| Data shown |
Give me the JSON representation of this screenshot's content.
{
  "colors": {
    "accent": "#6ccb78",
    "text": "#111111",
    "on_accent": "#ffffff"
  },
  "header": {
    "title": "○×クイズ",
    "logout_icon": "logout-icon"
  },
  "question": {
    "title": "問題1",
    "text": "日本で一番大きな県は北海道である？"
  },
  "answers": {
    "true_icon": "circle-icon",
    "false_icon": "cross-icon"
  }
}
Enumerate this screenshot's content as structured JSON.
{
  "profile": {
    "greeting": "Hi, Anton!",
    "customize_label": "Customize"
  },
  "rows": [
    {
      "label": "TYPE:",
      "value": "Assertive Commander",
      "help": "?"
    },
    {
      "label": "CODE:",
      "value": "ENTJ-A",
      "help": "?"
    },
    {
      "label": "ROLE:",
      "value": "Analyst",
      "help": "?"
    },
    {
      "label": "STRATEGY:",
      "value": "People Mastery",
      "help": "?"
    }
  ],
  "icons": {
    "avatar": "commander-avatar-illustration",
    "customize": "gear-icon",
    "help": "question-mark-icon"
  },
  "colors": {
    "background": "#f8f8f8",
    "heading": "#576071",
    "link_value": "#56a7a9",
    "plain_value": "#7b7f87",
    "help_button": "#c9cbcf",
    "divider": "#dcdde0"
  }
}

| Given instruction |
Reproduce each record shown above without altering a single word.

| Complete answer |
Give me the JSON representation of this screenshot's content.
{
  "colors": {
    "accent": "#6ccb78",
    "text": "#111111",
    "on_accent": "#ffffff"
  },
  "header": {
    "title": "○×クイズ",
    "logout_icon": "logout-icon"
  },
  "question": {
    "title": "問題1",
    "text": "日本で一番大きな県は北海道である？"
  },
  "answers": {
    "true_icon": "circle-icon",
    "false_icon": "cross-icon"
  }
}
Enumerate this screenshot's content as structured JSON.
{
  "profile": {
    "greeting": "Hi, Anton!",
    "customize_label": "Customize"
  },
  "rows": [
    {
      "label": "TYPE:",
      "value": "Assertive Commander",
      "help": "?"
    },
    {
      "label": "CODE:",
      "value": "ENTJ-A",
      "help": "?"
    },
    {
      "label": "ROLE:",
      "value": "Analyst",
      "help": "?"
    },
    {
      "label": "STRATEGY:",
      "value": "People Mastery",
      "help": "?"
    }
  ],
  "icons": {
    "avatar": "commander-avatar-illustration",
    "customize": "gear-icon",
    "help": "question-mark-icon"
  },
  "colors": {
    "background": "#f8f8f8",
    "heading": "#576071",
    "link_value": "#56a7a9",
    "plain_value": "#7b7f87",
    "help_button": "#c9cbcf",
    "divider": "#dcdde0"
  }
}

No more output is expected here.